Stopping and starting the individual Tomcats

Running multiple Tomcats on a single machine using the same install requires two enviromnent variables
  1. CATALINA_HOME - This is the install folder for Tomcat that is common to all Tomcat instances; in our case this is $TOMCAT_HOME
  2. CATALINA_BASE - This is the deploy folder for Tomcat that is specific to each Tomcat instance; in our case this is
    • ${DEPLOY_DIR}/mgmt
    • ${DEPLOY_DIR}/etl
    • ${DEPLOY_DIR}/engine
    • ${DEPLOY_DIR}/retrieval
If you are using Apache Commons Daemon, then two bash functions for stopping and starting Tomcat instance look something like

function startTomcatAtLocation() { 
    if [ -z "$1" ]; then echo "startTomcatAtLocation called without any arguments"; exit 1; fi
    export CATALINA_HOME=${TOMCAT_HOME}
    export CATALINA_BASE=$1
    echo "Starting tomcat at location ${CATALINA_BASE}"

== What needs to be done ==
Carry on the text about stopping and starting Tomcat instances from the point where it stops. The records that come next are separate material and have no connection to the text on stopping and starting Tomcat instances.

== Supplied records ==
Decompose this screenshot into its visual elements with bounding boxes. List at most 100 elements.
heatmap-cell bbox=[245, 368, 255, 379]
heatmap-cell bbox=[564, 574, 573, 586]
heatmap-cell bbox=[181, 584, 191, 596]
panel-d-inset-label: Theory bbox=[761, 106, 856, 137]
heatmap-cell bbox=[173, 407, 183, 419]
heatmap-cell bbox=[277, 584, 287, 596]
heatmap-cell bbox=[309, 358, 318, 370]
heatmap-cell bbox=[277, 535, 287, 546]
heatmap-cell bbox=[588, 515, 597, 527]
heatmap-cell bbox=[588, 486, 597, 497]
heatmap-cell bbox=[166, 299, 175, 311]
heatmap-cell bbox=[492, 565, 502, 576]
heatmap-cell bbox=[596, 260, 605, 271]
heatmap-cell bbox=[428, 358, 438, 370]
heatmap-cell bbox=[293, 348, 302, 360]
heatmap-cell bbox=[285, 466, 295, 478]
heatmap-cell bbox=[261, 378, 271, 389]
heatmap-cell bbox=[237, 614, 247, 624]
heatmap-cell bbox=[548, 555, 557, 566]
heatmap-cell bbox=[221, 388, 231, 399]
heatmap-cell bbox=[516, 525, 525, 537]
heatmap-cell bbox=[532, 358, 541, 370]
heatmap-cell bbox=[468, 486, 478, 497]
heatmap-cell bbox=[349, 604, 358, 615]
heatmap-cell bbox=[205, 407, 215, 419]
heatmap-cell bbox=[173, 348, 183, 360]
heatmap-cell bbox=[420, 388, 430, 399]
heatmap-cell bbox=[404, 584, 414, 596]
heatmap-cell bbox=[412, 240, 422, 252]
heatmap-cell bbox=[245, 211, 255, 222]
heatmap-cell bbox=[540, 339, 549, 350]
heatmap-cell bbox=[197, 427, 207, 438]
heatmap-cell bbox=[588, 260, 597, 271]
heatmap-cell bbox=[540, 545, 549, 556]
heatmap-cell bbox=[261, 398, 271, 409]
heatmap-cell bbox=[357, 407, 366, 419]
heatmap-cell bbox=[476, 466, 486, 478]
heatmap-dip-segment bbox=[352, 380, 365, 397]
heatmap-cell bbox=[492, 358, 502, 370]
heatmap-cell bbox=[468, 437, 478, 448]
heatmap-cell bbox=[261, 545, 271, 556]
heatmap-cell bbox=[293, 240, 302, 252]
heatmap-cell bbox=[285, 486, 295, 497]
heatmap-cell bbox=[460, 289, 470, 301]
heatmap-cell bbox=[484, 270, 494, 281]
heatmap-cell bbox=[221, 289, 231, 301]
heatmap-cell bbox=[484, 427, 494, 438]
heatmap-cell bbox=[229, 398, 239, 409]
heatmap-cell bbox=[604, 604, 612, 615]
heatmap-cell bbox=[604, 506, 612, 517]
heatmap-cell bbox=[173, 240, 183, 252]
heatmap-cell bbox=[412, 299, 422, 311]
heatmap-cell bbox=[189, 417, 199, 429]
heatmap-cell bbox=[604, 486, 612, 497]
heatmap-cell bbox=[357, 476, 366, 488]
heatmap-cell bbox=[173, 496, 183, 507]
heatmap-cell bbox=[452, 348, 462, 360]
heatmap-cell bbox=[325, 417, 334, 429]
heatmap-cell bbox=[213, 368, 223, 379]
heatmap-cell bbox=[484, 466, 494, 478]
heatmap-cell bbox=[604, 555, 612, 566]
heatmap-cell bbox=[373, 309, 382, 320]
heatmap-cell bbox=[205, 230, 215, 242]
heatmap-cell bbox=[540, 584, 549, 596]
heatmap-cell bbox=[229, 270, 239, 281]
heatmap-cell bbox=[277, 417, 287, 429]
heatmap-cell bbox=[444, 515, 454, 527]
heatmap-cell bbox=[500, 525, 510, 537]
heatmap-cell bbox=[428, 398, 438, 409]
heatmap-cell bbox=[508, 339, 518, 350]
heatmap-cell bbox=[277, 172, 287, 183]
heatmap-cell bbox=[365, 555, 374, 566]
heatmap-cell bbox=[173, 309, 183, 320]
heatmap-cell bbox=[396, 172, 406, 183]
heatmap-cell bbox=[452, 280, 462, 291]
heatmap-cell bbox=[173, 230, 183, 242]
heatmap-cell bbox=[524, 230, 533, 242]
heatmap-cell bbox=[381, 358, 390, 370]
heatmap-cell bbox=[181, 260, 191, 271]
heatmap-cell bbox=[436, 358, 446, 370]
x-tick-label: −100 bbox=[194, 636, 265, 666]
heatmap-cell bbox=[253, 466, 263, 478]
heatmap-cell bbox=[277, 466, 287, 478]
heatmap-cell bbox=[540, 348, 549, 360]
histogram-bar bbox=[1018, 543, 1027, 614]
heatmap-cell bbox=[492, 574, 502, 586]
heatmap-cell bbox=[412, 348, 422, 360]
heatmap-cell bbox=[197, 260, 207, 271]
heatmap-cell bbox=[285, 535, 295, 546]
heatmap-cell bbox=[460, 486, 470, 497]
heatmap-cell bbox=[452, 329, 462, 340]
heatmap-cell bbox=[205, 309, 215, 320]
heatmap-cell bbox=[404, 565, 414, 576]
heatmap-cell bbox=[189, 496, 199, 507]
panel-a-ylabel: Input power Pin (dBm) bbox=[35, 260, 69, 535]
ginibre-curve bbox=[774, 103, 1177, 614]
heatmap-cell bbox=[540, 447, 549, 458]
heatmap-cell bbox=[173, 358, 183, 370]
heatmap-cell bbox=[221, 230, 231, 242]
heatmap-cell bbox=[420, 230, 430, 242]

== Result of the exercise ==
    pushd ${CATALINA_BASE}/logs
    ${CATALINA_HOME}/bin/jsvc \
        -server \
        -cp ${CATALINA_HOME}/bin/bootstrap.jar:${CATALINA_HOME}/bin/tomcat-juli.jar \
        ${JAVA_OPTS} \
        -Dcatalina.base=${CATALINA_BASE} \
        -Dcatalina.home=${CATALINA_HOME} \
        -cwd ${CATALINA_BASE}/logs \
        -outfile ${CATALINA_BASE}/logs/catalina.out \
        -errfile ${CATALINA_BASE}/logs/catalina.err \
        -pidfile ${CATALINA_BASE}/pid \
        org.apache.catalina.startup.Bootstrap start
     popd
}

function stopTomcatAtLocation() { 
    if [ -z "$1" ]; then echo "stopTomcatAtLocation called without any arguments"; exit 1; fi
    export CATALINA_HOME=${TOMCAT_HOME}
    export CATALINA_BASE=$1
    echo "Stopping tomcat at location ${CATALINA_BASE}"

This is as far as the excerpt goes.